Dataset excerpts »
>> begin

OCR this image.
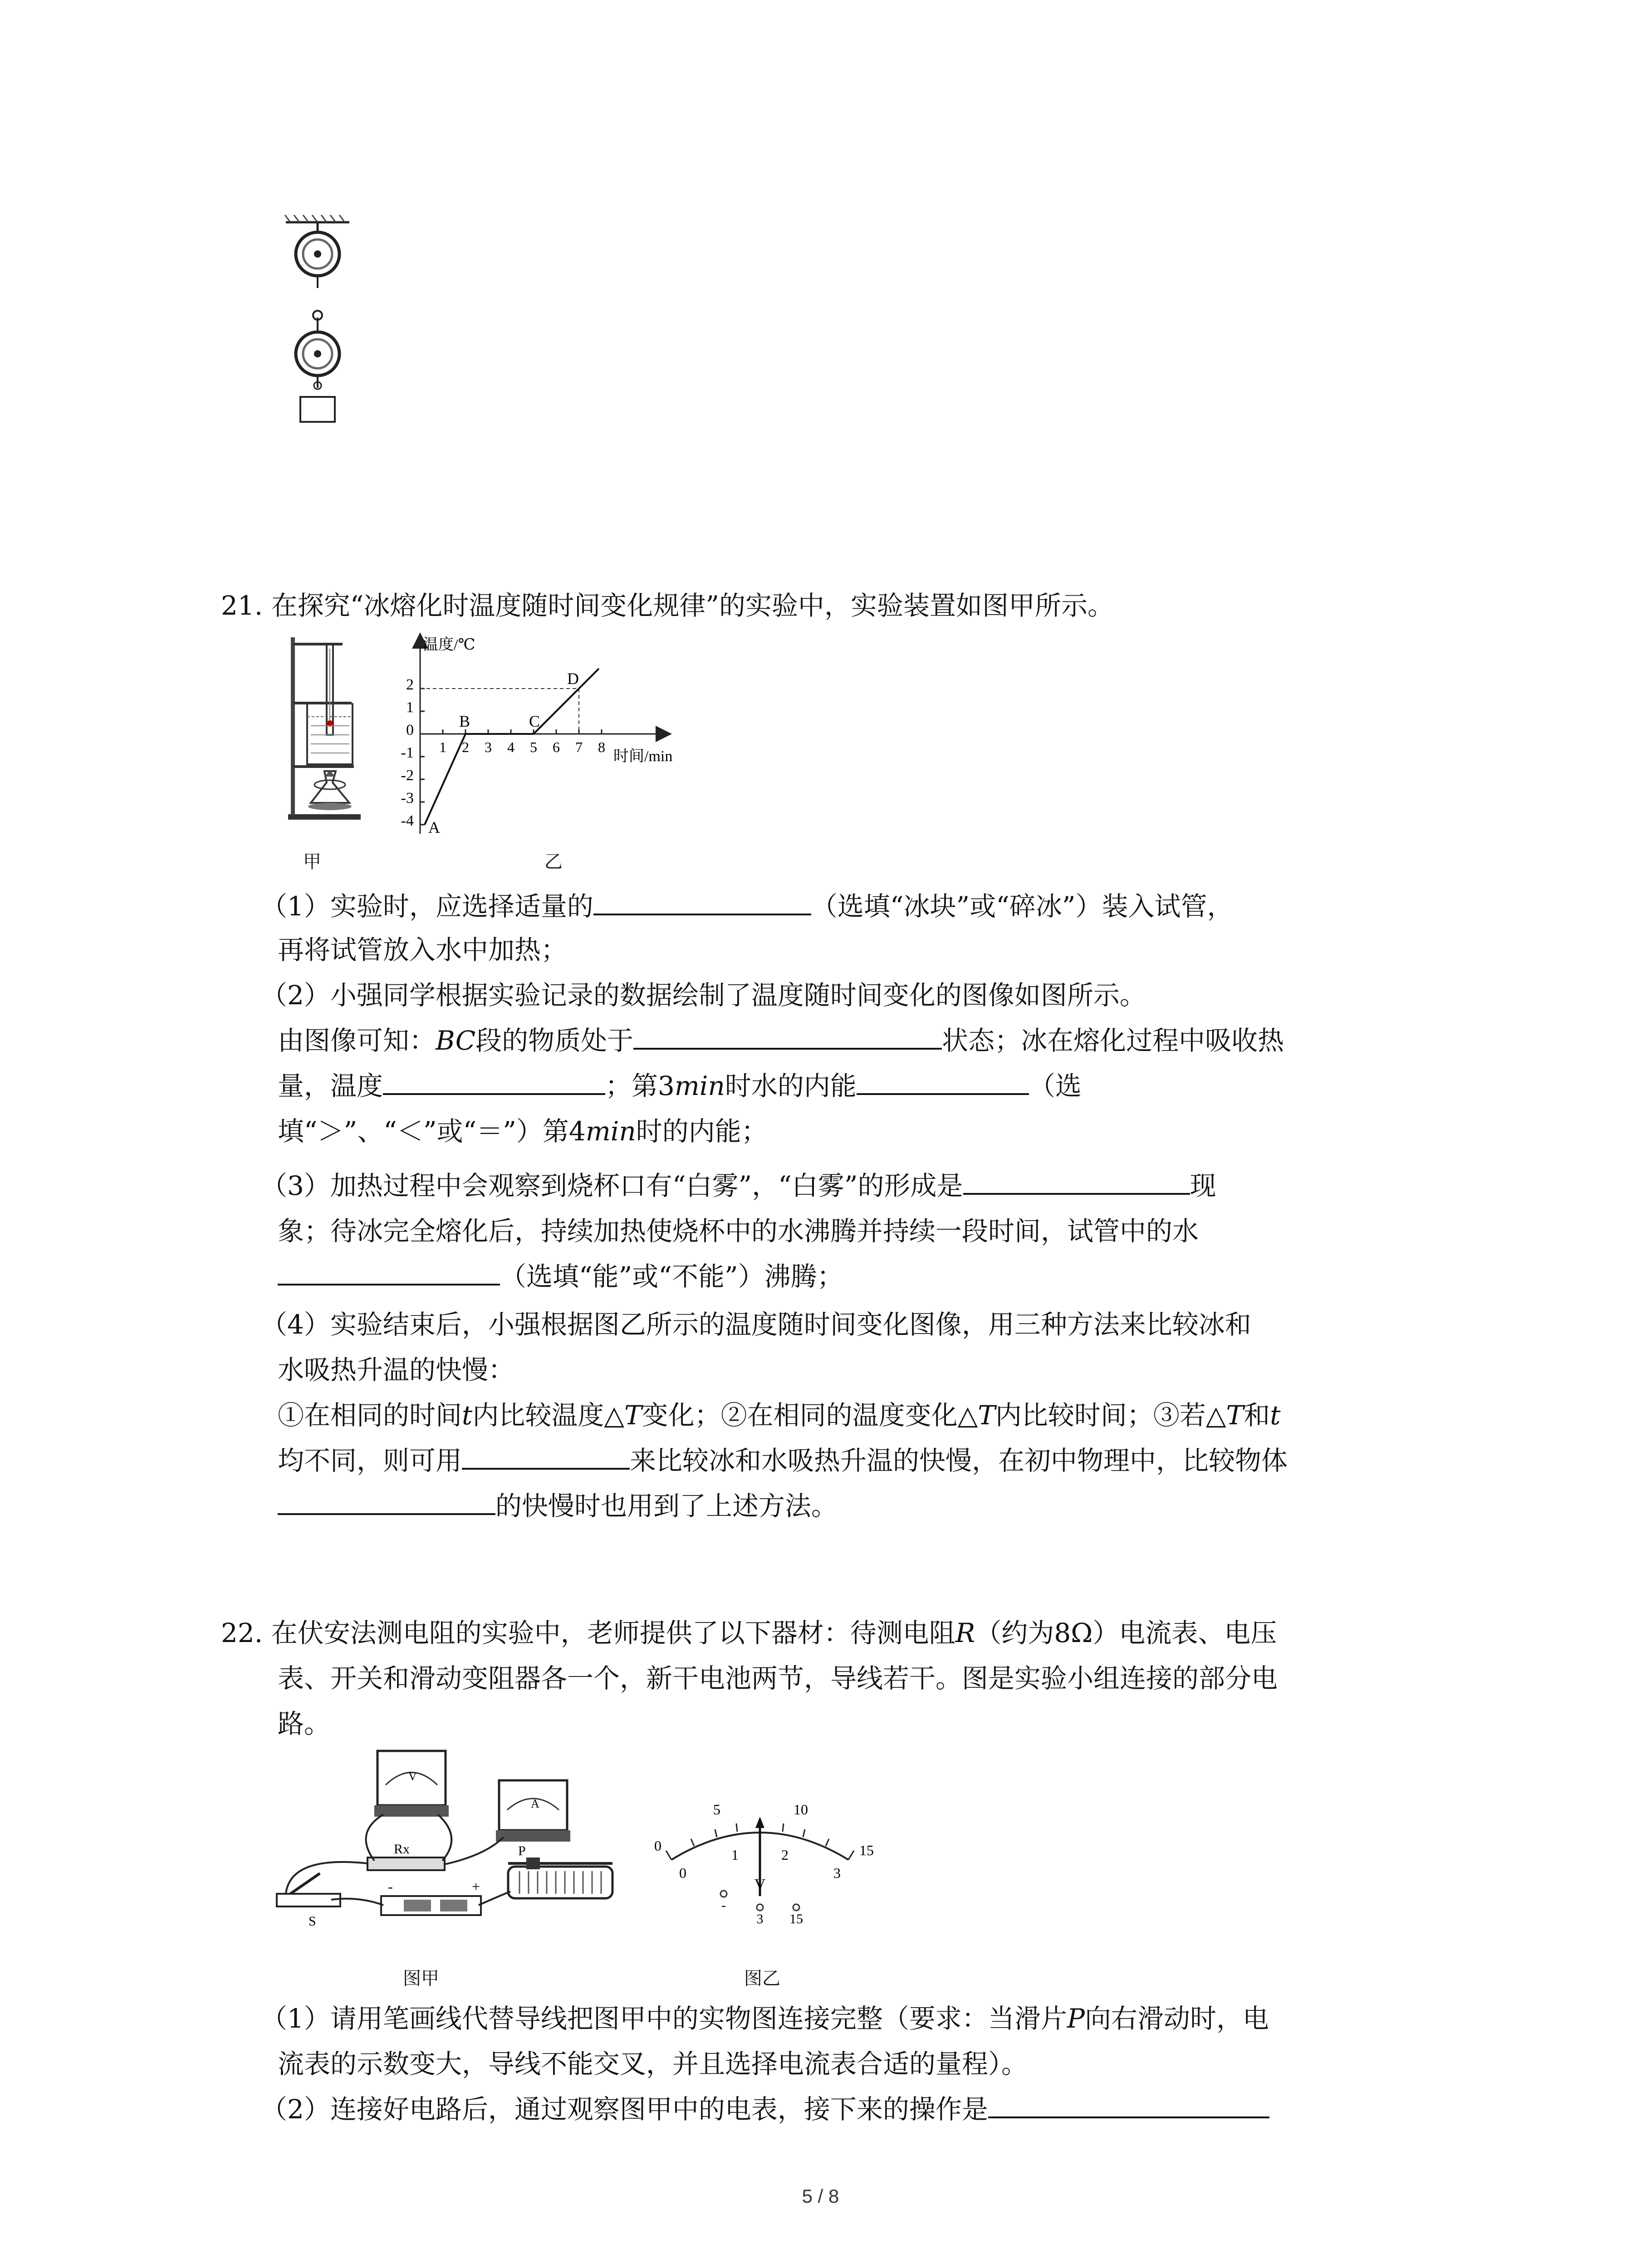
21. 在探究“冰熔化时温度随时间变化规律”的实验中，实验装置如图甲所示。
甲
温度/℃
时间/min
2
1
0
-1
-2
-3
-4
1 2 3 4 5 6 7 8
A
B	C
D
乙
（1）实验时，应选择适量的	（选填“冰块”或“碎冰”）装入试管，
再将试管放入水中加热；
（2）小强同学根据实验记录的数据绘制了温度随时间变化的图像如图所示。
由图像可知：BC段的物质处于	状态；冰在熔化过程中吸收热
量，温度	；第3min时水的内能	（选
填“＞”、“＜”或“＝”）第4min时的内能；
（3）加热过程中会观察到烧杯口有“白雾”，“白雾”的形成是	现
象；待冰完全熔化后，持续加热使烧杯中的水沸腾并持续一段时间，试管中的水
（选填“能”或“不能”）沸腾；
（4）实验结束后，小强根据图乙所示的温度随时间变化图像，用三种方法来比较冰和
水吸热升温的快慢：
①在相同的时间t内比较温度△T变化；②在相同的温度变化△T内比较时间；③若△T和t
均不同，则可用	来比较冰和水吸热升温的快慢，在初中物理中，比较物体
的快慢时也用到了上述方法。
22. 在伏安法测电阻的实验中，老师提供了以下器材：待测电阻R（约为8Ω）电流表、电压
表、开关和滑动变阻器各一个，新干电池两节，导线若干。图是实验小组连接的部分电
路。
V
A
Rx
S
-	+
P
图甲
0
5	10
15
0
1	2
3
V
-
3 15
图乙
（1）请用笔画线代替导线把图甲中的实物图连接完整（要求：当滑片P向右滑动时，电
流表的示数变大，导线不能交叉，并且选择电流表合适的量程）。
（2）连接好电路后，通过观察图甲中的电表，接下来的操作是
5 / 8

>> end

Images do not belong in the copy; reproduce all other parts of the records above verbatim.

OCR this image.
21. 在探究“冰熔化时温度随时间变化规律”的实验中，实验装置如图甲所示。
甲
温度/℃
时间/min
2
1
0
-1
-2
-3
-4
1 2 3 4 5 6 7 8
A
B	C
D
乙
（1）实验时，应选择适量的	（选填“冰块”或“碎冰”）装入试管，
再将试管放入水中加热；
（2）小强同学根据实验记录的数据绘制了温度随时间变化的图像如图所示。
由图像可知：BC段的物质处于	状态；冰在熔化过程中吸收热
量，温度	；第3min时水的内能	（选
填“＞”、“＜”或“＝”）第4min时的内能；
（3）加热过程中会观察到烧杯口有“白雾”，“白雾”的形成是	现
象；待冰完全熔化后，持续加热使烧杯中的水沸腾并持续一段时间，试管中的水
（选填“能”或“不能”）沸腾；
（4）实验结束后，小强根据图乙所示的温度随时间变化图像，用三种方法来比较冰和
水吸热升温的快慢：
①在相同的时间t内比较温度△T变化；②在相同的温度变化△T内比较时间；③若△T和t
均不同，则可用	来比较冰和水吸热升温的快慢，在初中物理中，比较物体
的快慢时也用到了上述方法。
22. 在伏安法测电阻的实验中，老师提供了以下器材：待测电阻R（约为8Ω）电流表、电压
表、开关和滑动变阻器各一个，新干电池两节，导线若干。图是实验小组连接的部分电
路。
V
A
Rx
S
-	+
P
图甲
0
5	10
15
0
1	2
3
V
-
3 15
图乙
（1）请用笔画线代替导线把图甲中的实物图连接完整（要求：当滑片P向右滑动时，电
流表的示数变大，导线不能交叉，并且选择电流表合适的量程）。
（2）连接好电路后，通过观察图甲中的电表，接下来的操作是
5 / 8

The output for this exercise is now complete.